§ GIVEN EXERCISE: Copy every line of the listing that holds the string "text".

(Records from a collection)
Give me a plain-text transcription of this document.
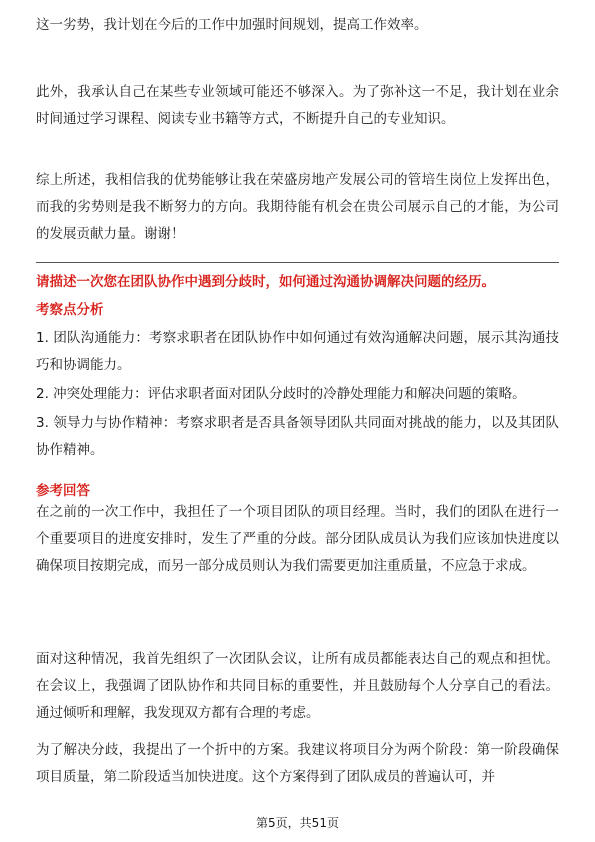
这一劣势，我计划在今后的工作中加强时间规划，提高工作效率。

此外，我承认自己在某些专业领域可能还不够深入。为了弥补这一不足，我计划在业余时间通过学习课程、阅读专业书籍等方式，不断提升自己的专业知识。

综上所述，我相信我的优势能够让我在荣盛房地产发展公司的管培生岗位上发挥出色，而我的劣势则是我不断努力的方向。我期待能有机会在贵公司展示自己的才能，为公司的发展贡献力量。谢谢！

请描述一次您在团队协作中遇到分歧时，如何通过沟通协调解决问题的经历。

考察点分析

1. 团队沟通能力：考察求职者在团队协作中如何通过有效沟通解决问题，展示其沟通技巧和协调能力。

2. 冲突处理能力：评估求职者面对团队分歧时的冷静处理能力和解决问题的策略。

3. 领导力与协作精神：考察求职者是否具备领导团队共同面对挑战的能力，以及其团队协作精神。

参考回答

在之前的一次工作中，我担任了一个项目团队的项目经理。当时，我们的团队在进行一个重要项目的进度安排时，发生了严重的分歧。部分团队成员认为我们应该加快进度以确保项目按期完成，而另一部分成员则认为我们需要更加注重质量，不应急于求成。

面对这种情况，我首先组织了一次团队会议，让所有成员都能表达自己的观点和担忧。在会议上，我强调了团队协作和共同目标的重要性，并且鼓励每个人分享自己的看法。通过倾听和理解，我发现双方都有合理的考虑。

为了解决分歧，我提出了一个折中的方案。我建议将项目分为两个阶段：第一阶段确保项目质量，第二阶段适当加快进度。这个方案得到了团队成员的普遍认可，并

第5页，共51页
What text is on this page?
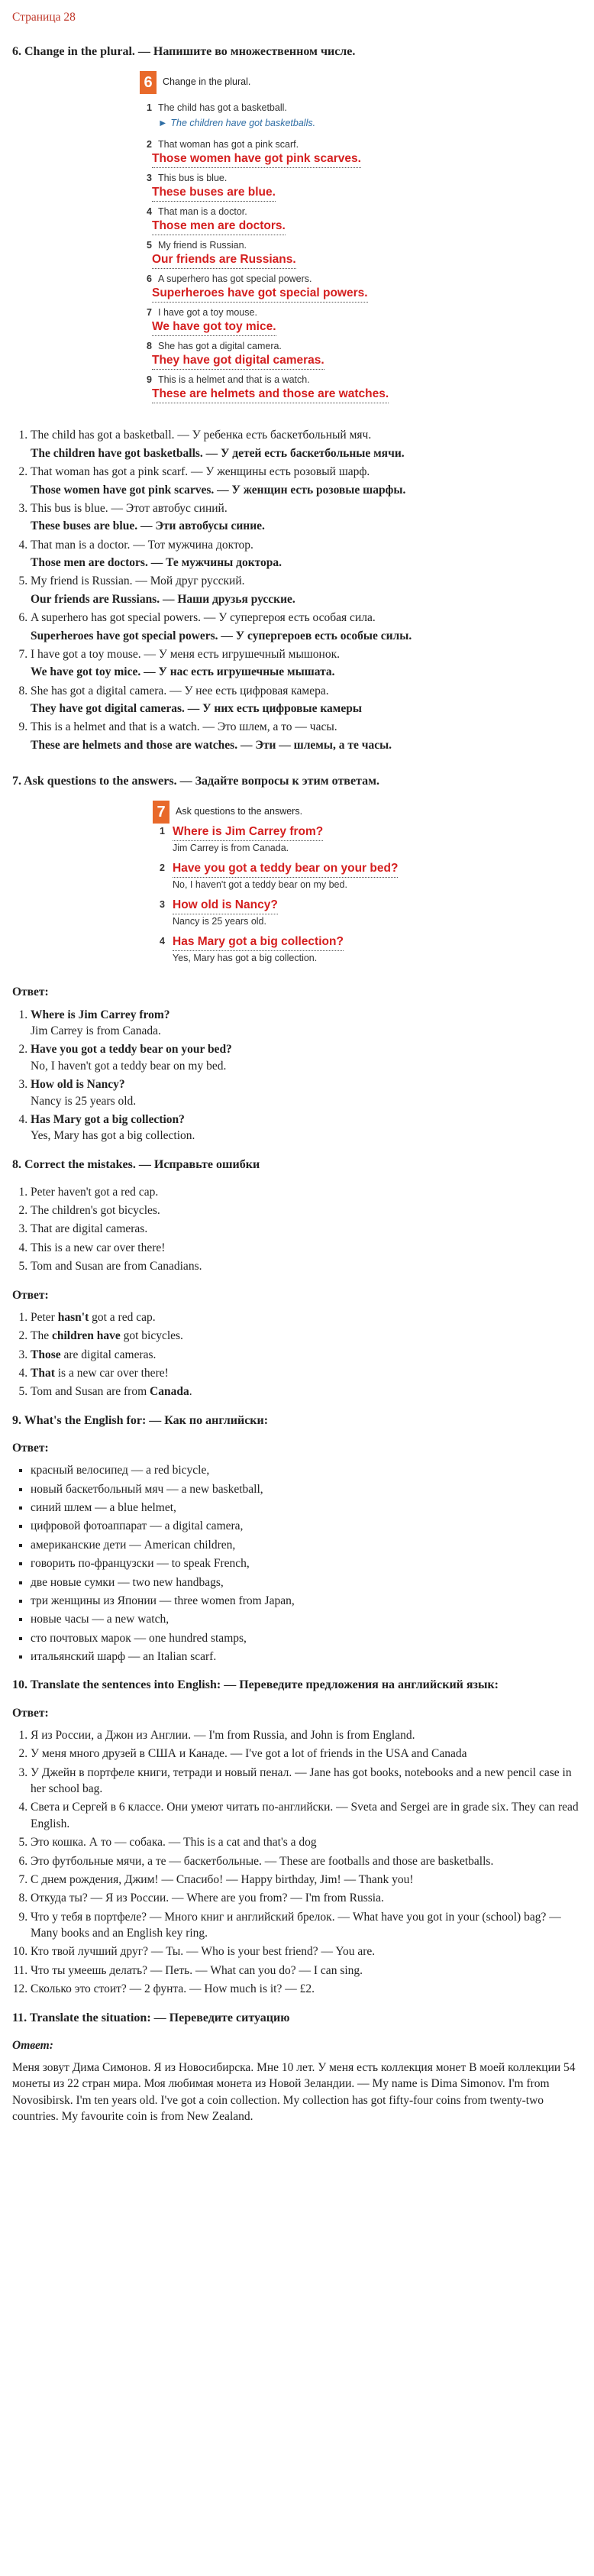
Страница 28
6. Change in the plural. — Напишите во множественном числе.
6	Change in the plural.
1 The child has got a basketball.
► The children have got basketballs.
2 That woman has got a pink scarf.
Those women have got pink scarves.
3 This bus is blue.
These buses are blue.
4 That man is a doctor.
Those men are doctors.
5 My friend is Russian.
Our friends are Russians.
6 A superhero has got special powers.
Superheroes have got special powers.
7 I have got a toy mouse.
We have got toy mice.
8 She has got a digital camera.
They have got digital cameras.
9 This is a helmet and that is a watch.
These are helmets and those are watches.
1. The child has got a basketball. — У ребенка есть баскетбольный мяч.
The children have got basketballs. — У детей есть баскетбольные мячи.
2. That woman has got a pink scarf. — У женщины есть розовый шарф.
Those women have got pink scarves. — У женщин есть розовые шарфы.
3. This bus is blue. — Этот автобус синий.
These buses are blue. — Эти автобусы синие.
4. That man is a doctor. — Тот мужчина доктор.
Those men are doctors. — Те мужчины доктора.
5. My friend is Russian. — Мой друг русский.
Our friends are Russians. — Наши друзья русские.
6. A superhero has got special powers. — У супергероя есть особая сила.
Superheroes have got special powers. — У супергероев есть особые силы.
7. I have got a toy mouse. — У меня есть игрушечный мышонок.
We have got toy mice. — У нас есть игрушечные мышата.
8. She has got a digital camera. — У нее есть цифровая камера.
They have got digital cameras. — У них есть цифровые камеры
9. This is a helmet and that is a watch. — Это шлем, а то — часы.
These are helmets and those are watches. — Эти — шлемы, а те часы.
7. Ask questions to the answers. — Задайте вопросы к этим ответам.
7	Ask questions to the answers.
1 Where is Jim Carrey from?
Jim Carrey is from Canada.
2 Have you got a teddy bear on your bed?
No, I haven't got a teddy bear on my bed.
3 How old is Nancy?
Nancy is 25 years old.
4 Has Mary got a big collection?
Yes, Mary has got a big collection.
Ответ:
1. Where is Jim Carrey from?
Jim Carrey is from Canada.
2. Have you got a teddy bear on your bed?
No, I haven't got a teddy bear on my bed.
3. How old is Nancy?
Nancy is 25 years old.
4. Has Mary got a big collection?
Yes, Mary has got a big collection.
8. Correct the mistakes. — Исправьте ошибки
1. Peter haven't got a red cap.
2. The children's got bicycles.
3. That are digital cameras.
4. This is a new car over there!
5. Tom and Susan are from Canadians.
Ответ:
1. Peter hasn't got a red cap.
2. The children have got bicycles.
3. Those are digital cameras.
4. That is a new car over there!
5. Tom and Susan are from Canada.
9. What's the English for: — Как по английски:
Ответ:
▪ красный велосипед — a red bicycle,
▪ новый баскетбольный мяч — a new basketball,
▪ синий шлем — a blue helmet,
▪ цифровой фотоаппарат — a digital camera,
▪ американские дети — American children,
▪ говорить по-французски — to speak French,
▪ две новые сумки — two new handbags,
▪ три женщины из Японии — three women from Japan,
▪ новые часы — a new watch,
▪ сто почтовых марок — one hundred stamps,
▪ итальянский шарф — an Italian scarf.
10. Translate the sentences into English: — Переведите предложения на английский язык:
Ответ:
1. Я из России, а Джон из Англии. — I'm from Russia, and John is from England.
2. У меня много друзей в США и Канаде. — I've got a lot of friends in the USA and Canada
3. У Джейн в портфеле книги, тетради и новый пенал. — Jane has got books, notebooks and a new pencil case in her school bag.
4. Света и Сергей в 6 классе. Они умеют читать по-английски. — Sveta and Sergei are in grade six. They can read English.
5. Это кошка. А то — собака. — This is a cat and that's a dog
6. Это футбольные мячи, а те — баскетбольные. — These are footballs and those are basketballs.
7. С днем рождения, Джим! — Спасибо! — Happy birthday, Jim! — Thank you!
8. Откуда ты? — Я из России. — Where are you from? — I'm from Russia.
9. Что у тебя в портфеле? — Много книг и английский брелок. — What have you got in your (school) bag? — Many books and an English key ring.
10. Кто твой лучший друг? — Ты. — Who is your best friend? — You are.
11. Что ты умеешь делать? — Петь. — What can you do? — I can sing.
12. Сколько это стоит? — 2 фунта. — How much is it? — £2.
11. Translate the situation: — Переведите ситуацию
Ответ:

Меня зовут Дима Симонов. Я из Новосибирска. Мне 10 лет. У меня есть коллекция монет В моей коллекции 54 монеты из 22 стран мира. Моя любимая монета из Новой Зеландии. — My name is Dima Simonov. I'm from Novosibirsk. I'm ten years old. I've got a coin collection. My collection has got fifty-four coins from twenty-two countries. My favourite coin is from New Zealand.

§ SOLUTION FOR THIS EXERCISE:
Give me a plain-text transcription of this document.
What text is on this page?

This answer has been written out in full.